### [Exercise goal]
Transcribe every entry below word for word, but skip the pictures.

::::::::

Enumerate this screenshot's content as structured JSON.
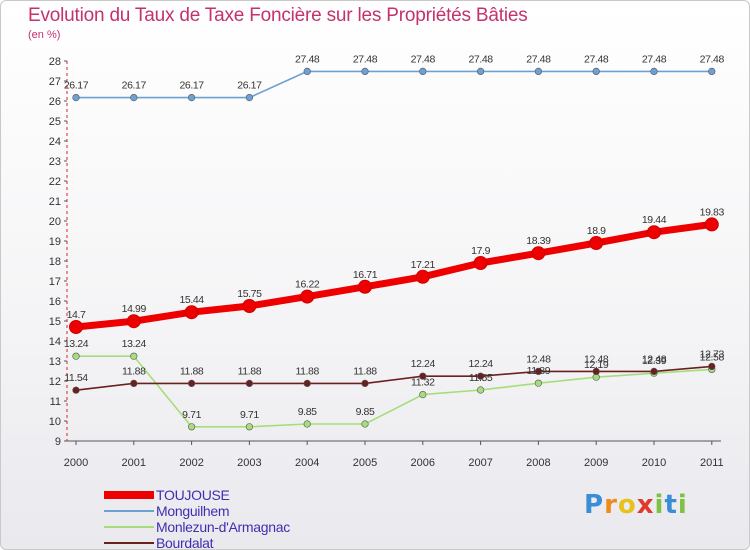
{
  "chart_data": {
    "type": "line",
    "title": "Evolution du Taux de Taxe Foncière sur les Propriétés Bâties",
    "ylabel": "(en %)",
    "xlabel": "",
    "categories": [
      "2000",
      "2001",
      "2002",
      "2003",
      "2004",
      "2005",
      "2006",
      "2007",
      "2008",
      "2009",
      "2010",
      "2011"
    ],
    "ylim": [
      9,
      28
    ],
    "yticks": [
      9,
      10,
      11,
      12,
      13,
      14,
      15,
      16,
      17,
      18,
      19,
      20,
      21,
      22,
      23,
      24,
      25,
      26,
      27,
      28
    ],
    "grid": false,
    "legend_position": "bottom-left",
    "series": [
      {
        "name": "TOUJOUSE",
        "color": "#ee0000",
        "width": "thick",
        "values": [
          14.7,
          14.99,
          15.44,
          15.75,
          16.22,
          16.71,
          17.21,
          17.9,
          18.39,
          18.9,
          19.44,
          19.83
        ],
        "labels": [
          "14.7",
          "14.99",
          "15.44",
          "15.75",
          "16.22",
          "16.71",
          "17.21",
          "17.9",
          "18.39",
          "18.9",
          "19.44",
          "19.83"
        ]
      },
      {
        "name": "Monguilhem",
        "color": "#6ea1d3",
        "width": "thin",
        "values": [
          26.17,
          26.17,
          26.17,
          26.17,
          27.48,
          27.48,
          27.48,
          27.48,
          27.48,
          27.48,
          27.48,
          27.48
        ],
        "labels": [
          "26.17",
          "26.17",
          "26.17",
          "26.17",
          "27.48",
          "27.48",
          "27.48",
          "27.48",
          "27.48",
          "27.48",
          "27.48",
          "27.48"
        ]
      },
      {
        "name": "Monlezun-d'Armagnac",
        "color": "#a6dd7c",
        "width": "thin",
        "values": [
          13.24,
          13.24,
          9.71,
          9.71,
          9.85,
          9.85,
          11.32,
          11.55,
          11.89,
          12.19,
          12.39,
          12.58
        ],
        "labels": [
          "13.24",
          "13.24",
          "9.71",
          "9.71",
          "9.85",
          "9.85",
          "11.32",
          "11.55",
          "11.89",
          "12.19",
          "12.39",
          "12.58"
        ]
      },
      {
        "name": "Bourdalat",
        "color": "#6b2020",
        "width": "thin",
        "values": [
          11.54,
          11.88,
          11.88,
          11.88,
          11.88,
          11.88,
          12.24,
          12.24,
          12.48,
          12.48,
          12.48,
          12.73
        ],
        "labels": [
          "11.54",
          "11.88",
          "11.88",
          "11.88",
          "11.88",
          "11.88",
          "12.24",
          "12.24",
          "12.48",
          "12.48",
          "12.48",
          "12.73"
        ]
      }
    ]
  },
  "logo": {
    "letters": [
      "P",
      "r",
      "o",
      "x",
      "i",
      "t",
      "i"
    ],
    "colors": [
      "#3a8ed6",
      "#f08a1c",
      "#e8c21c",
      "#e23a2a",
      "#7fc241",
      "#3a8ed6",
      "#7fc241"
    ]
  }
}
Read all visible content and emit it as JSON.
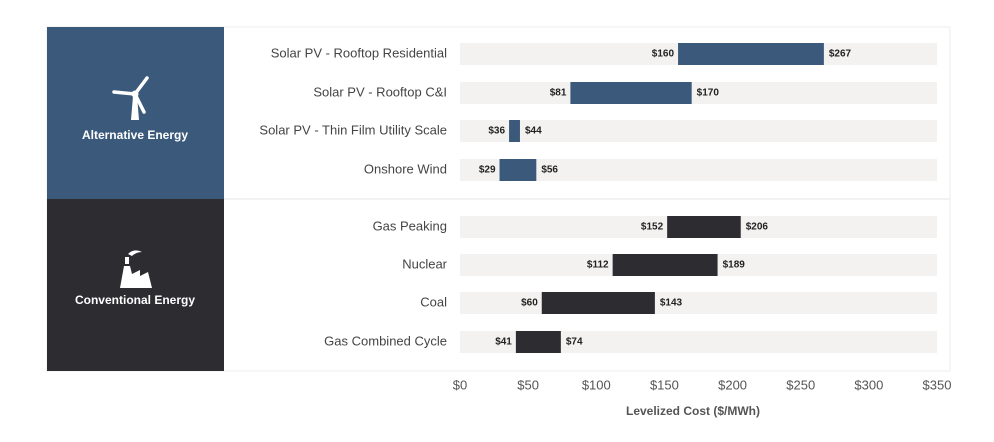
{
  "chart_data": {
    "type": "range-bar",
    "x_label": "Levelized Cost ($/MWh)",
    "xlim": [
      0,
      350
    ],
    "xticks": [
      {
        "value": 0,
        "label": "$0"
      },
      {
        "value": 50,
        "label": "$50"
      },
      {
        "value": 100,
        "label": "$100"
      },
      {
        "value": 150,
        "label": "$150"
      },
      {
        "value": 200,
        "label": "$200"
      },
      {
        "value": 250,
        "label": "$250"
      },
      {
        "value": 300,
        "label": "$300"
      },
      {
        "value": 350,
        "label": "$350"
      }
    ],
    "groups": [
      {
        "name": "Alternative Energy",
        "color": "#3b5a7b",
        "panel_color": "#3b5a7b",
        "categories": [
          "Solar PV - Rooftop Residential",
          "Solar PV - Rooftop C&I",
          "Solar PV - Thin Film Utility Scale",
          "Onshore Wind"
        ],
        "values": [
          [
            160,
            267
          ],
          [
            81,
            170
          ],
          [
            36,
            44
          ],
          [
            29,
            56
          ]
        ],
        "value_labels": [
          [
            "$160",
            "$267"
          ],
          [
            "$81",
            "$170"
          ],
          [
            "$36",
            "$44"
          ],
          [
            "$29",
            "$56"
          ]
        ]
      },
      {
        "name": "Conventional Energy",
        "color": "#2d2c31",
        "panel_color": "#2d2c31",
        "categories": [
          "Gas Peaking",
          "Nuclear",
          "Coal",
          "Gas Combined Cycle"
        ],
        "values": [
          [
            152,
            206
          ],
          [
            112,
            189
          ],
          [
            60,
            143
          ],
          [
            41,
            74
          ]
        ],
        "value_labels": [
          [
            "$152",
            "$206"
          ],
          [
            "$112",
            "$189"
          ],
          [
            "$60",
            "$143"
          ],
          [
            "$41",
            "$74"
          ]
        ]
      }
    ]
  }
}
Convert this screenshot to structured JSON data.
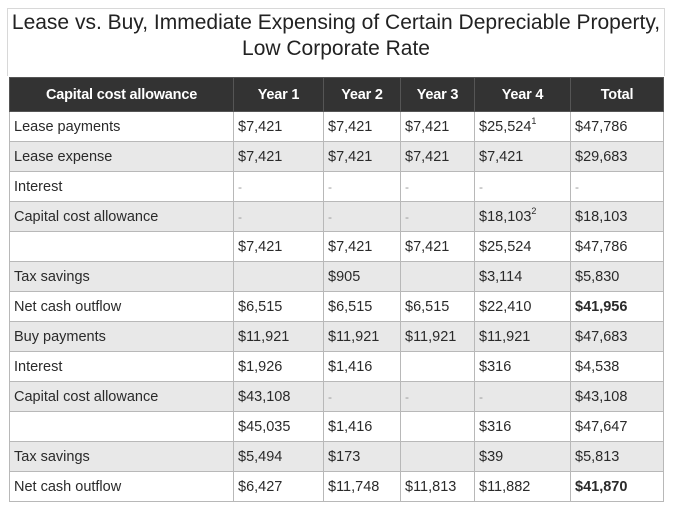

::::::::

### [Written response]
Enumerate this screenshot's content as structured JSON.
{
  "chart_data": {
    "type": "line",
    "title": "Evolution du Taux de Taxe Foncière sur les Propriétés Bâties",
    "ylabel": "(en %)",
    "xlabel": "",
    "categories": [
      "2000",
      "2001",
      "2002",
      "2003",
      "2004",
      "2005",
      "2006",
      "2007",
      "2008",
      "2009",
      "2010",
      "2011"
    ],
    "ylim": [
      9,
      28
    ],
    "yticks": [
      9,
      10,
      11,
      12,
      13,
      14,
      15,
      16,
      17,
      18,
      19,
      20,
      21,
      22,
      23,
      24,
      25,
      26,
      27,
      28
    ],
    "grid": false,
    "legend_position": "bottom-left",
    "series": [
      {
        "name": "TOUJOUSE",
        "color": "#ee0000",
        "width": "thick",
        "values": [
          14.7,
          14.99,
          15.44,
          15.75,
          16.22,
          16.71,
          17.21,
          17.9,
          18.39,
          18.9,
          19.44,
          19.83
        ],
        "labels": [
          "14.7",
          "14.99",
          "15.44",
          "15.75",
          "16.22",
          "16.71",
          "17.21",
          "17.9",
          "18.39",
          "18.9",
          "19.44",
          "19.83"
        ]
      },
      {
        "name": "Monguilhem",
        "color": "#6ea1d3",
        "width": "thin",
        "values": [
          26.17,
          26.17,
          26.17,
          26.17,
          27.48,
          27.48,
          27.48,
          27.48,
          27.48,
          27.48,
          27.48,
          27.48
        ],
        "labels": [
          "26.17",
          "26.17",
          "26.17",
          "26.17",
          "27.48",
          "27.48",
          "27.48",
          "27.48",
          "27.48",
          "27.48",
          "27.48",
          "27.48"
        ]
      },
      {
        "name": "Monlezun-d'Armagnac",
        "color": "#a6dd7c",
        "width": "thin",
        "values": [
          13.24,
          13.24,
          9.71,
          9.71,
          9.85,
          9.85,
          11.32,
          11.55,
          11.89,
          12.19,
          12.39,
          12.58
        ],
        "labels": [
          "13.24",
          "13.24",
          "9.71",
          "9.71",
          "9.85",
          "9.85",
          "11.32",
          "11.55",
          "11.89",
          "12.19",
          "12.39",
          "12.58"
        ]
      },
      {
        "name": "Bourdalat",
        "color": "#6b2020",
        "width": "thin",
        "values": [
          11.54,
          11.88,
          11.88,
          11.88,
          11.88,
          11.88,
          12.24,
          12.24,
          12.48,
          12.48,
          12.48,
          12.73
        ],
        "labels": [
          "11.54",
          "11.88",
          "11.88",
          "11.88",
          "11.88",
          "11.88",
          "12.24",
          "12.24",
          "12.48",
          "12.48",
          "12.48",
          "12.73"
        ]
      }
    ]
  },
  "logo": {
    "letters": [
      "P",
      "r",
      "o",
      "x",
      "i",
      "t",
      "i"
    ],
    "colors": [
      "#3a8ed6",
      "#f08a1c",
      "#e8c21c",
      "#e23a2a",
      "#7fc241",
      "#3a8ed6",
      "#7fc241"
    ]
  }
}
Read all visible content and emit it as JSON.
{
  "chart_data": {
    "type": "range-bar",
    "x_label": "Levelized Cost ($/MWh)",
    "xlim": [
      0,
      350
    ],
    "xticks": [
      {
        "value": 0,
        "label": "$0"
      },
      {
        "value": 50,
        "label": "$50"
      },
      {
        "value": 100,
        "label": "$100"
      },
      {
        "value": 150,
        "label": "$150"
      },
      {
        "value": 200,
        "label": "$200"
      },
      {
        "value": 250,
        "label": "$250"
      },
      {
        "value": 300,
        "label": "$300"
      },
      {
        "value": 350,
        "label": "$350"
      }
    ],
    "groups": [
      {
        "name": "Alternative Energy",
        "color": "#3b5a7b",
        "panel_color": "#3b5a7b",
        "categories": [
          "Solar PV - Rooftop Residential",
          "Solar PV - Rooftop C&I",
          "Solar PV - Thin Film Utility Scale",
          "Onshore Wind"
        ],
        "values": [
          [
            160,
            267
          ],
          [
            81,
            170
          ],
          [
            36,
            44
          ],
          [
            29,
            56
          ]
        ],
        "value_labels": [
          [
            "$160",
            "$267"
          ],
          [
            "$81",
            "$170"
          ],
          [
            "$36",
            "$44"
          ],
          [
            "$29",
            "$56"
          ]
        ]
      },
      {
        "name": "Conventional Energy",
        "color": "#2d2c31",
        "panel_color": "#2d2c31",
        "categories": [
          "Gas Peaking",
          "Nuclear",
          "Coal",
          "Gas Combined Cycle"
        ],
        "values": [
          [
            152,
            206
          ],
          [
            112,
            189
          ],
          [
            60,
            143
          ],
          [
            41,
            74
          ]
        ],
        "value_labels": [
          [
            "$152",
            "$206"
          ],
          [
            "$112",
            "$189"
          ],
          [
            "$60",
            "$143"
          ],
          [
            "$41",
            "$74"
          ]
        ]
      }
    ]
  }
}
Convert this screenshot to structured JSON data.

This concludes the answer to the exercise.